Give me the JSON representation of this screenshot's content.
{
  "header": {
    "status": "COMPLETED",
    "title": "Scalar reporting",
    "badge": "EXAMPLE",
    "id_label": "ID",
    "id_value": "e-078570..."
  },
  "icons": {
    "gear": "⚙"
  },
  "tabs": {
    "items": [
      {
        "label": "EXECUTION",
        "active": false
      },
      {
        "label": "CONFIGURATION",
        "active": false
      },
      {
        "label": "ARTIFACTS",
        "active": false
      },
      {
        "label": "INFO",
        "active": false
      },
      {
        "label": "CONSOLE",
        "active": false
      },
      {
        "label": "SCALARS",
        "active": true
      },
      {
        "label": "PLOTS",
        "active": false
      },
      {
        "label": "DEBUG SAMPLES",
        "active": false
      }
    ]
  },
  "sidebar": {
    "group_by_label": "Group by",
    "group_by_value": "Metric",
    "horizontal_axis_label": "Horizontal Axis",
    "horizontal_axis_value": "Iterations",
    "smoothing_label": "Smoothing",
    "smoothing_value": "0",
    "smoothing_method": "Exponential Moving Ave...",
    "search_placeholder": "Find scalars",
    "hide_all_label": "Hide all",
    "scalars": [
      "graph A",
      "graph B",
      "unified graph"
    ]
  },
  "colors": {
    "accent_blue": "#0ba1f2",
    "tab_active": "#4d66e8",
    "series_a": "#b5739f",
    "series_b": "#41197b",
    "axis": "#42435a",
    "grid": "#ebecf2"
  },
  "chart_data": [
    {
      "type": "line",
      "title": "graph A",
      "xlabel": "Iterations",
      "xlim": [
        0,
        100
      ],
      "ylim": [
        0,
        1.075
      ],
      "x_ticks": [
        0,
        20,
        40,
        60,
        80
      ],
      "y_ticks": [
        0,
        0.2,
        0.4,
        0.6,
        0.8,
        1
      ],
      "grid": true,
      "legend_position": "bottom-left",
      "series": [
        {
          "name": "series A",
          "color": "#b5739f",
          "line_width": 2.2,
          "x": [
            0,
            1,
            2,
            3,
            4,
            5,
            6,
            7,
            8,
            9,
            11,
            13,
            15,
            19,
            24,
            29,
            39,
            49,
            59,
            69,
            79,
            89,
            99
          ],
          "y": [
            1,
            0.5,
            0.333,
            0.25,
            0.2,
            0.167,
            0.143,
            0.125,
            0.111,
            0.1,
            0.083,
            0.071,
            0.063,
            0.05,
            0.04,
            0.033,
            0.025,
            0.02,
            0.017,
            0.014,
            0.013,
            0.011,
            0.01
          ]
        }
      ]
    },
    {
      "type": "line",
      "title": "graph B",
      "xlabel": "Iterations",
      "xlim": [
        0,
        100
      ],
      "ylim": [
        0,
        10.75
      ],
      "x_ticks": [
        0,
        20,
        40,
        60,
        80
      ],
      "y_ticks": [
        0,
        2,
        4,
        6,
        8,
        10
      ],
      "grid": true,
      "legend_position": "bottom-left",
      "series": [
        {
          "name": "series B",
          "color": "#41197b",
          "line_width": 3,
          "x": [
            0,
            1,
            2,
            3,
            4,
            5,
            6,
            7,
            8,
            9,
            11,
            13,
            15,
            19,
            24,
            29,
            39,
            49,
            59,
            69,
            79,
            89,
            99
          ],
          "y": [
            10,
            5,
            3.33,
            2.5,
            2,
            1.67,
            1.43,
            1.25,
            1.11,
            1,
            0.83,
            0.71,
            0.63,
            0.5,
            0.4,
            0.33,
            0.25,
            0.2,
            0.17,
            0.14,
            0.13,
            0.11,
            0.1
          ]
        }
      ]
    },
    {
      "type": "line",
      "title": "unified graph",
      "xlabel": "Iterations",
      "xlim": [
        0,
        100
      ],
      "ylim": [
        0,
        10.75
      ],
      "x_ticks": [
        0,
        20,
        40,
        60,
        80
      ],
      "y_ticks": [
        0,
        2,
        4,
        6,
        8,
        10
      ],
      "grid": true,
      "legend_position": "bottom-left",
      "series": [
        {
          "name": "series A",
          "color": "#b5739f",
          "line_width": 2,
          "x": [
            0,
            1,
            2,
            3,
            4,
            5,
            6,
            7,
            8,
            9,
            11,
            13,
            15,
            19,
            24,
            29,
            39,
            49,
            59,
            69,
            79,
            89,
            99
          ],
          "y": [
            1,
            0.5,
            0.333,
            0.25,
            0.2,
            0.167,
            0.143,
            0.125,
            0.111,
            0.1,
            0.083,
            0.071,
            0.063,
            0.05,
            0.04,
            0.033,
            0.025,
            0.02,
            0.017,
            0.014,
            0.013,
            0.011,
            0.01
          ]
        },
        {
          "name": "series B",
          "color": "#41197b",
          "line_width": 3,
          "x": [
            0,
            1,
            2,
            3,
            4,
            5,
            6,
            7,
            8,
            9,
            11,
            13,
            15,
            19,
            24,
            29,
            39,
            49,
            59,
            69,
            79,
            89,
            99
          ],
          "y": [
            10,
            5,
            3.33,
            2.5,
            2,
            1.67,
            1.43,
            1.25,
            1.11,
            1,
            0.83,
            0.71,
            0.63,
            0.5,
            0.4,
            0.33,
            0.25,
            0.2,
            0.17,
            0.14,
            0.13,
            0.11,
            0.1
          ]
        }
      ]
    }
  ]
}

....................

_Exercise prompt_: All of the material above needs to be retyped word for word.

_Reply to the exercise_:
Give me the JSON representation of this screenshot's content.
{
  "header": {
    "status": "COMPLETED",
    "title": "Scalar reporting",
    "badge": "EXAMPLE",
    "id_label": "ID",
    "id_value": "e-078570..."
  },
  "icons": {
    "gear": "⚙"
  },
  "tabs": {
    "items": [
      {
        "label": "EXECUTION",
        "active": false
      },
      {
        "label": "CONFIGURATION",
        "active": false
      },
      {
        "label": "ARTIFACTS",
        "active": false
      },
      {
        "label": "INFO",
        "active": false
      },
      {
        "label": "CONSOLE",
        "active": false
      },
      {
        "label": "SCALARS",
        "active": true
      },
      {
        "label": "PLOTS",
        "active": false
      },
      {
        "label": "DEBUG SAMPLES",
        "active": false
      }
    ]
  },
  "sidebar": {
    "group_by_label": "Group by",
    "group_by_value": "Metric",
    "horizontal_axis_label": "Horizontal Axis",
    "horizontal_axis_value": "Iterations",
    "smoothing_label": "Smoothing",
    "smoothing_value": "0",
    "smoothing_method": "Exponential Moving Ave...",
    "search_placeholder": "Find scalars",
    "hide_all_label": "Hide all",
    "scalars": [
      "graph A",
      "graph B",
      "unified graph"
    ]
  },
  "colors": {
    "accent_blue": "#0ba1f2",
    "tab_active": "#4d66e8",
    "series_a": "#b5739f",
    "series_b": "#41197b",
    "axis": "#42435a",
    "grid": "#ebecf2"
  },
  "chart_data": [
    {
      "type": "line",
      "title": "graph A",
      "xlabel": "Iterations",
      "xlim": [
        0,
        100
      ],
      "ylim": [
        0,
        1.075
      ],
      "x_ticks": [
        0,
        20,
        40,
        60,
        80
      ],
      "y_ticks": [
        0,
        0.2,
        0.4,
        0.6,
        0.8,
        1
      ],
      "grid": true,
      "legend_position": "bottom-left",
      "series": [
        {
          "name": "series A",
          "color": "#b5739f",
          "line_width": 2.2,
          "x": [
            0,
            1,
            2,
            3,
            4,
            5,
            6,
            7,
            8,
            9,
            11,
            13,
            15,
            19,
            24,
            29,
            39,
            49,
            59,
            69,
            79,
            89,
            99
          ],
          "y": [
            1,
            0.5,
            0.333,
            0.25,
            0.2,
            0.167,
            0.143,
            0.125,
            0.111,
            0.1,
            0.083,
            0.071,
            0.063,
            0.05,
            0.04,
            0.033,
            0.025,
            0.02,
            0.017,
            0.014,
            0.013,
            0.011,
            0.01
          ]
        }
      ]
    },
    {
      "type": "line",
      "title": "graph B",
      "xlabel": "Iterations",
      "xlim": [
        0,
        100
      ],
      "ylim": [
        0,
        10.75
      ],
      "x_ticks": [
        0,
        20,
        40,
        60,
        80
      ],
      "y_ticks": [
        0,
        2,
        4,
        6,
        8,
        10
      ],
      "grid": true,
      "legend_position": "bottom-left",
      "series": [
        {
          "name": "series B",
          "color": "#41197b",
          "line_width": 3,
          "x": [
            0,
            1,
            2,
            3,
            4,
            5,
            6,
            7,
            8,
            9,
            11,
            13,
            15,
            19,
            24,
            29,
            39,
            49,
            59,
            69,
            79,
            89,
            99
          ],
          "y": [
            10,
            5,
            3.33,
            2.5,
            2,
            1.67,
            1.43,
            1.25,
            1.11,
            1,
            0.83,
            0.71,
            0.63,
            0.5,
            0.4,
            0.33,
            0.25,
            0.2,
            0.17,
            0.14,
            0.13,
            0.11,
            0.1
          ]
        }
      ]
    },
    {
      "type": "line",
      "title": "unified graph",
      "xlabel": "Iterations",
      "xlim": [
        0,
        100
      ],
      "ylim": [
        0,
        10.75
      ],
      "x_ticks": [
        0,
        20,
        40,
        60,
        80
      ],
      "y_ticks": [
        0,
        2,
        4,
        6,
        8,
        10
      ],
      "grid": true,
      "legend_position": "bottom-left",
      "series": [
        {
          "name": "series A",
          "color": "#b5739f",
          "line_width": 2,
          "x": [
            0,
            1,
            2,
            3,
            4,
            5,
            6,
            7,
            8,
            9,
            11,
            13,
            15,
            19,
            24,
            29,
            39,
            49,
            59,
            69,
            79,
            89,
            99
          ],
          "y": [
            1,
            0.5,
            0.333,
            0.25,
            0.2,
            0.167,
            0.143,
            0.125,
            0.111,
            0.1,
            0.083,
            0.071,
            0.063,
            0.05,
            0.04,
            0.033,
            0.025,
            0.02,
            0.017,
            0.014,
            0.013,
            0.011,
            0.01
          ]
        },
        {
          "name": "series B",
          "color": "#41197b",
          "line_width": 3,
          "x": [
            0,
            1,
            2,
            3,
            4,
            5,
            6,
            7,
            8,
            9,
            11,
            13,
            15,
            19,
            24,
            29,
            39,
            49,
            59,
            69,
            79,
            89,
            99
          ],
          "y": [
            10,
            5,
            3.33,
            2.5,
            2,
            1.67,
            1.43,
            1.25,
            1.11,
            1,
            0.83,
            0.71,
            0.63,
            0.5,
            0.4,
            0.33,
            0.25,
            0.2,
            0.17,
            0.14,
            0.13,
            0.11,
            0.1
          ]
        }
      ]
    }
  ]
}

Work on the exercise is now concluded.